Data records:
_____
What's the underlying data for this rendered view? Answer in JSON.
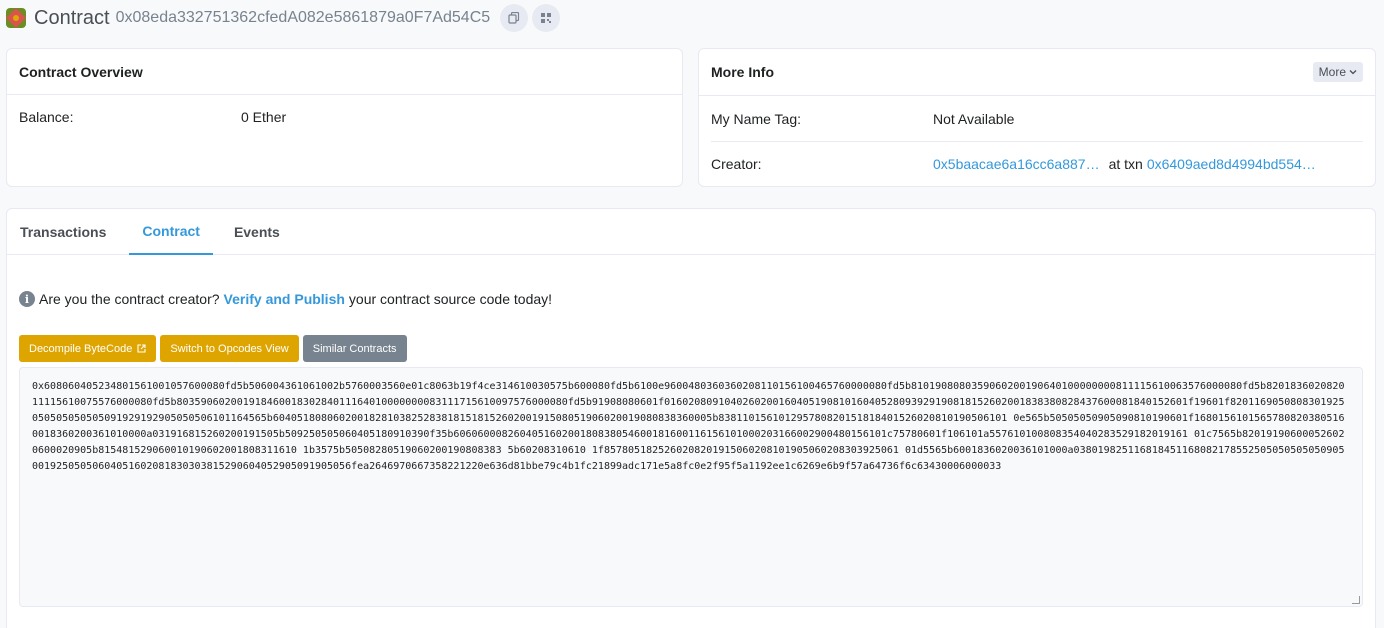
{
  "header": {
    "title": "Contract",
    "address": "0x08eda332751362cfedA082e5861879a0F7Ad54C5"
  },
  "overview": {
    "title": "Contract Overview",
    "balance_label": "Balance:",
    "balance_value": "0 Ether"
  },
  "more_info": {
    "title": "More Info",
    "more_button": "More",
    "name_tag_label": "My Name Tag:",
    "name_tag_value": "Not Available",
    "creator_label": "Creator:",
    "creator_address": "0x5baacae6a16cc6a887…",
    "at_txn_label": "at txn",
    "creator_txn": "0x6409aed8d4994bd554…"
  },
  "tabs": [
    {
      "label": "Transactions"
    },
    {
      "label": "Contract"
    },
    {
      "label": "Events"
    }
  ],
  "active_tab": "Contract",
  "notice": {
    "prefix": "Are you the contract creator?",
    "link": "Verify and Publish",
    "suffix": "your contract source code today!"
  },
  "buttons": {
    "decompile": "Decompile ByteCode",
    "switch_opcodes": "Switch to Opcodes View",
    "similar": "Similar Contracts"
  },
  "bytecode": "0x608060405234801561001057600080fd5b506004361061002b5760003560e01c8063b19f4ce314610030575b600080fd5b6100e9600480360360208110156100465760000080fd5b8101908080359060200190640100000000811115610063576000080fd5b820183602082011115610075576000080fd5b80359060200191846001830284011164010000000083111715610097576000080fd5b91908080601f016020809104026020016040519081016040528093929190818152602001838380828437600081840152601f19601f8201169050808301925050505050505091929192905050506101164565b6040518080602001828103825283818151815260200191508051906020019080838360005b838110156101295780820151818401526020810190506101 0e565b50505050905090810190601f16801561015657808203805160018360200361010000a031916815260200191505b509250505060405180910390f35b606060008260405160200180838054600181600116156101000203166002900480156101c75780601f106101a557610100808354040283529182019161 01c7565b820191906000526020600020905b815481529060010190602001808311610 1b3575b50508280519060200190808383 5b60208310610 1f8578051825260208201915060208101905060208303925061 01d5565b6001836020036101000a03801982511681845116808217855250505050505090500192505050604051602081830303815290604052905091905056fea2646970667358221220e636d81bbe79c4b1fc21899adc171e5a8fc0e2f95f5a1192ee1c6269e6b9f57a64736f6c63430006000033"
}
_____
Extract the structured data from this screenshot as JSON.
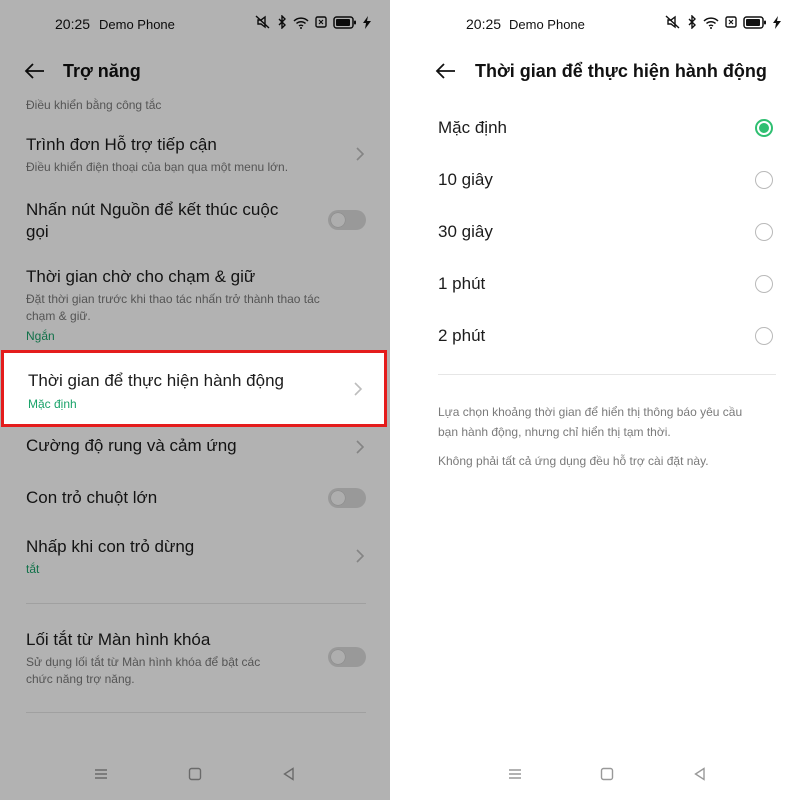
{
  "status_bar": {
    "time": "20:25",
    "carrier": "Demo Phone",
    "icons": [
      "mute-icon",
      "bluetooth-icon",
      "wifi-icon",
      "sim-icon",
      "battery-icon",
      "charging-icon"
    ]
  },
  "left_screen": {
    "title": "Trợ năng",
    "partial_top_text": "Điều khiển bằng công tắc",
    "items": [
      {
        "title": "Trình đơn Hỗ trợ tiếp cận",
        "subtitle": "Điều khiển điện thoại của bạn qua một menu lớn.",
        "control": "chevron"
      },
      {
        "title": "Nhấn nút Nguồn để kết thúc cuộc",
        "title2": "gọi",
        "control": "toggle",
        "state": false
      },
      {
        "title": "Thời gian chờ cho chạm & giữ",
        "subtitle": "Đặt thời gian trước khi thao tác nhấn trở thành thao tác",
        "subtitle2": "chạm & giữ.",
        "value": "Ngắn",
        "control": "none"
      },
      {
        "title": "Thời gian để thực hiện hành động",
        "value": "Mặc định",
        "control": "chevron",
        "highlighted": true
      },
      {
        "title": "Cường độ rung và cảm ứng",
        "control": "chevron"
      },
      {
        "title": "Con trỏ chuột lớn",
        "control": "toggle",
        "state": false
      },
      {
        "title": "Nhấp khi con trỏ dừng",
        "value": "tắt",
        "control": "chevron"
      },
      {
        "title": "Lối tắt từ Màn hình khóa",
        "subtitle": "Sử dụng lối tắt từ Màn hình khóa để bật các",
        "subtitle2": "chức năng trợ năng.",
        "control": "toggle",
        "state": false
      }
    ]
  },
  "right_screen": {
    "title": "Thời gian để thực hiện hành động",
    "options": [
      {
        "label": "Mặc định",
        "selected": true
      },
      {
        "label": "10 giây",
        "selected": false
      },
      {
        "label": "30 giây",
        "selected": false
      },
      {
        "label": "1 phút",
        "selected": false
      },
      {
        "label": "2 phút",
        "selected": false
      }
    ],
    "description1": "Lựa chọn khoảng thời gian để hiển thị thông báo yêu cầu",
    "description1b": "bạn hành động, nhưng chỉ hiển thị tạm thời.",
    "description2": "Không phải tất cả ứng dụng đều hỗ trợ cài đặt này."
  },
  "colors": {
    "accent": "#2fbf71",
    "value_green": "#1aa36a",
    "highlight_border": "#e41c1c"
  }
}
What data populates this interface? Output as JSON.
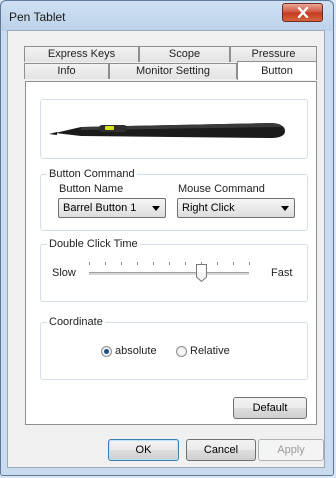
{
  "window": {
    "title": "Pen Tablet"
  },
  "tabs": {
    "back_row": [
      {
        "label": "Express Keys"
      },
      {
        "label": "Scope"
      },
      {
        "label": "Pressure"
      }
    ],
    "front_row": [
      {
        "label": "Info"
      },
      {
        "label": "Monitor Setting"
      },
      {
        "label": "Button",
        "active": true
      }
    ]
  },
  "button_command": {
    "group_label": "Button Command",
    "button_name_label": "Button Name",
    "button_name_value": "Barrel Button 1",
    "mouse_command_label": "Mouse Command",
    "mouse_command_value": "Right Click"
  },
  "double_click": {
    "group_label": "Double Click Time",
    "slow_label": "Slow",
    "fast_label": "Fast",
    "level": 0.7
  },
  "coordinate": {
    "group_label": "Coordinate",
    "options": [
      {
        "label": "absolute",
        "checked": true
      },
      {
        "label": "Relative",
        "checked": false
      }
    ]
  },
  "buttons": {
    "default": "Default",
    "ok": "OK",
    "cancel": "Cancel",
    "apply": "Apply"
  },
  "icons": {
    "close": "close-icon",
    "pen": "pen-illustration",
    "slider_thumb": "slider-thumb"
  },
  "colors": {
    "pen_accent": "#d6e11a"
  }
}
_____
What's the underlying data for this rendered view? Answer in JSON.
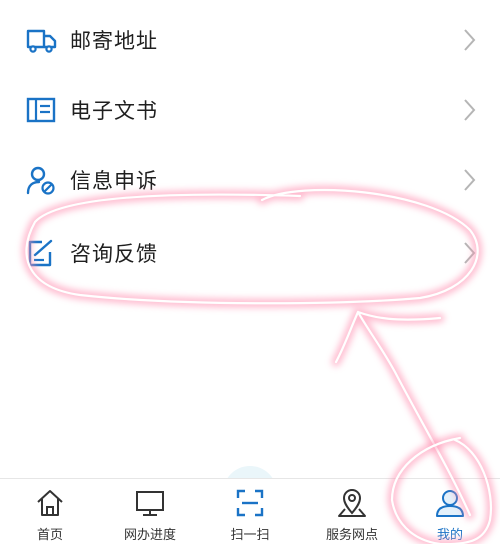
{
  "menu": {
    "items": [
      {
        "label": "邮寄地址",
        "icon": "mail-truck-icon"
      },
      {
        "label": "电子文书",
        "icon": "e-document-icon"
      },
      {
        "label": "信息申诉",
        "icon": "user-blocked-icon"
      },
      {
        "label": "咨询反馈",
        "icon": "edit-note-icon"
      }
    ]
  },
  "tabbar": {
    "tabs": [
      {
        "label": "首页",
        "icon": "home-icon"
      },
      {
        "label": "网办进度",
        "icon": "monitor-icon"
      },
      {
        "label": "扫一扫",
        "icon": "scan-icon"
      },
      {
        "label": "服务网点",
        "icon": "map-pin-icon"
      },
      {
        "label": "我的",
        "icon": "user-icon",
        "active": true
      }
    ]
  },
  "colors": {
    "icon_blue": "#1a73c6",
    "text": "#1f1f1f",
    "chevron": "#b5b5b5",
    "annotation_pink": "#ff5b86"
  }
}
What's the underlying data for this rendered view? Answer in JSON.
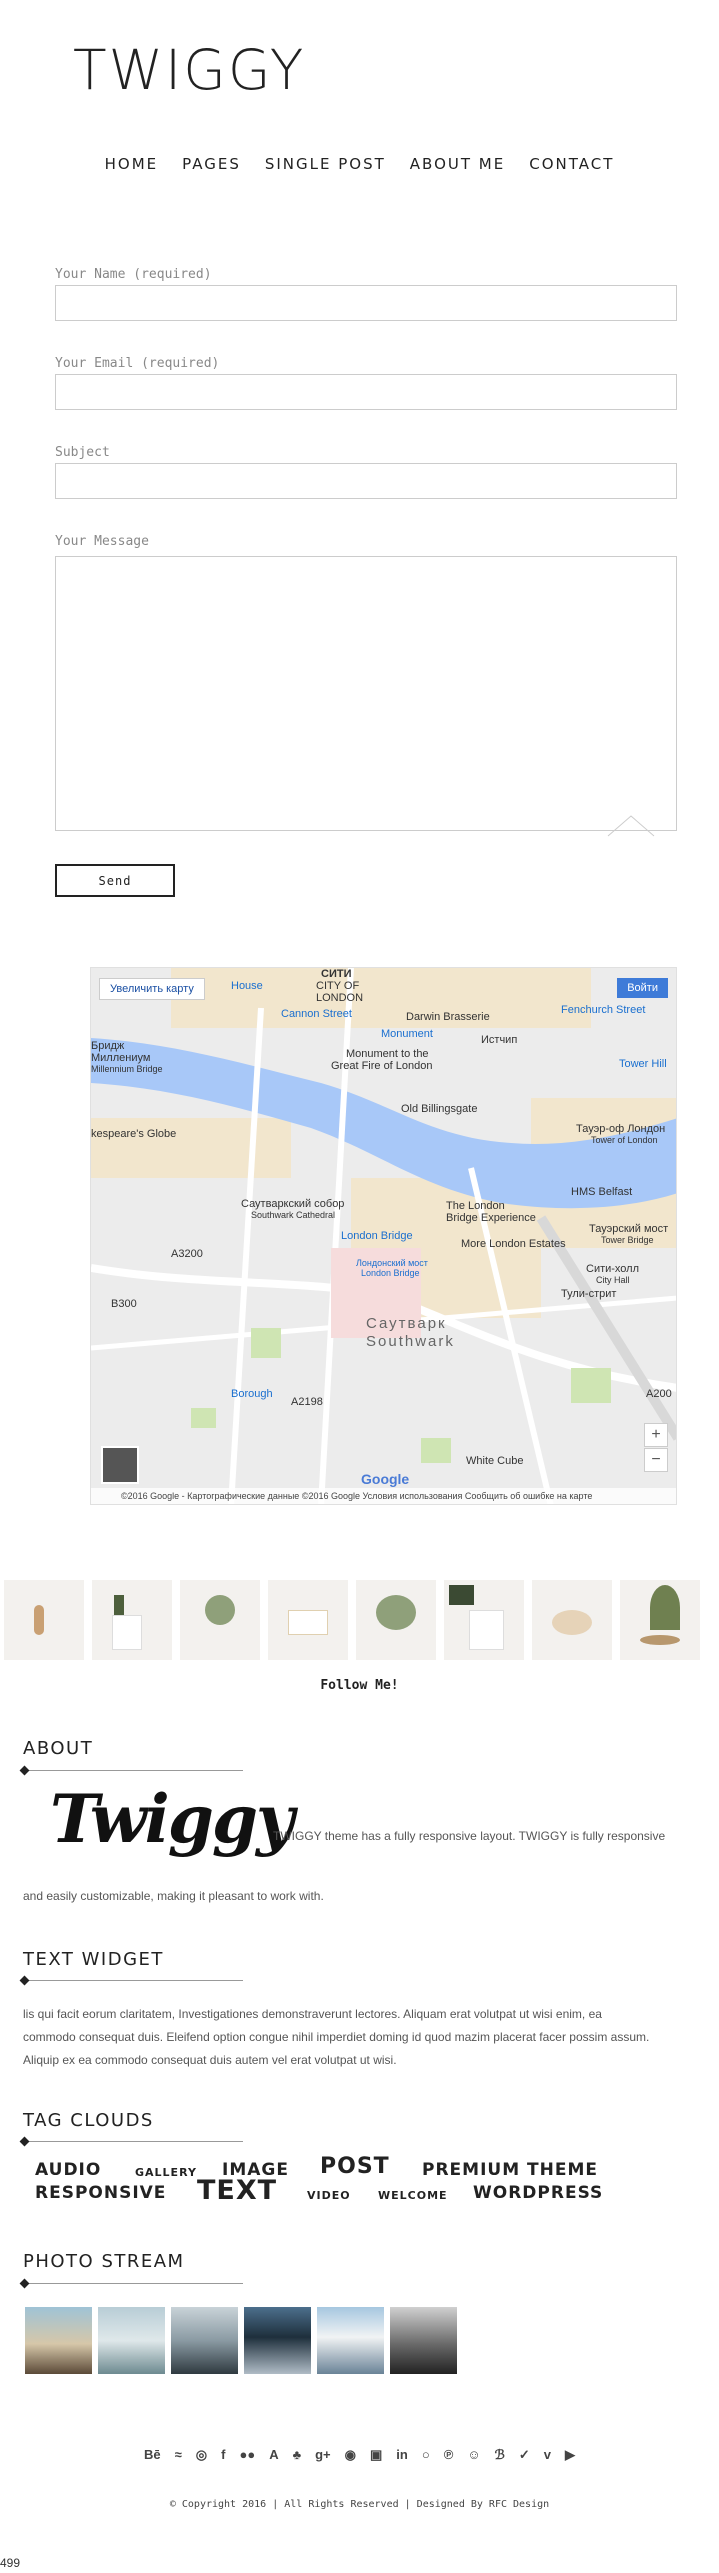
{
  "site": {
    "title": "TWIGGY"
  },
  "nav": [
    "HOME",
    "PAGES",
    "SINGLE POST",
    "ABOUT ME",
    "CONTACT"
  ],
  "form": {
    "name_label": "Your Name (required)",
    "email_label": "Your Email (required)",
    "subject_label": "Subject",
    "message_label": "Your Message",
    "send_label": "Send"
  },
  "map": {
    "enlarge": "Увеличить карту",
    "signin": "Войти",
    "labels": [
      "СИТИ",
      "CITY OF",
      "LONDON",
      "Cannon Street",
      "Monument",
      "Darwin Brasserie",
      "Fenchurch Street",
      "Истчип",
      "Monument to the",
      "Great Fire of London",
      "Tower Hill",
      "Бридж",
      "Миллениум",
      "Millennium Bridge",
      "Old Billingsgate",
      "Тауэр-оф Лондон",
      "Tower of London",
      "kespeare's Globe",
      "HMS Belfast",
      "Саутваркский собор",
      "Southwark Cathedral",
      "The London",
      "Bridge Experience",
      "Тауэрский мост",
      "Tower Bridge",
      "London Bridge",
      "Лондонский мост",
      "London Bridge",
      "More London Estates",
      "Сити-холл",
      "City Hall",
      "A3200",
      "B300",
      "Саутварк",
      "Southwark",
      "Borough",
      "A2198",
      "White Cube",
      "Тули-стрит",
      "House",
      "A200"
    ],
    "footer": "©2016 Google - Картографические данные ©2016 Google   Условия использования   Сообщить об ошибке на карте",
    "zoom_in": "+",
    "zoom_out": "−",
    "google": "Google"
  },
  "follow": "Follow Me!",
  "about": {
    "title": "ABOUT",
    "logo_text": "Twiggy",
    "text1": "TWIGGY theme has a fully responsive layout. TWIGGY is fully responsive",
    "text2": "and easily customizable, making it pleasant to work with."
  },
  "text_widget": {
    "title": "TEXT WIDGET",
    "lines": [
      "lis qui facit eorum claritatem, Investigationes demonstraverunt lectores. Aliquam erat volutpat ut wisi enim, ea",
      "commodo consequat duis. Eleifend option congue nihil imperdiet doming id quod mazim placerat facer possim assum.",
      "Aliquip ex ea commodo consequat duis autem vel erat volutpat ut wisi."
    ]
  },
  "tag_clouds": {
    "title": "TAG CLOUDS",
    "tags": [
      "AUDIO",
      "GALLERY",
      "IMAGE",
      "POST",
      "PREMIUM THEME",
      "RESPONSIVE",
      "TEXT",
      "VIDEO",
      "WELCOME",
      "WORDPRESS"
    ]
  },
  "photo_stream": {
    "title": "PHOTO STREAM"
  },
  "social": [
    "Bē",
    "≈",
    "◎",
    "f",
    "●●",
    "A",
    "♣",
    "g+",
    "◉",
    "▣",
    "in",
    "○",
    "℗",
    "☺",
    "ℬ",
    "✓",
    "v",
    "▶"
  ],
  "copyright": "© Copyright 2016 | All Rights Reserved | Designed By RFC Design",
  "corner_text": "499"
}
_____
== Given task ==
Pull out all lines in the data above that include "volutpat".

== Written solution ==
      "lis qui facit eorum claritatem, Investigationes demonstraverunt lectores. Aliquam erat volutpat ut wisi enim, ea",
      "Aliquip ex ea commodo consequat duis autem vel erat volutpat ut wisi."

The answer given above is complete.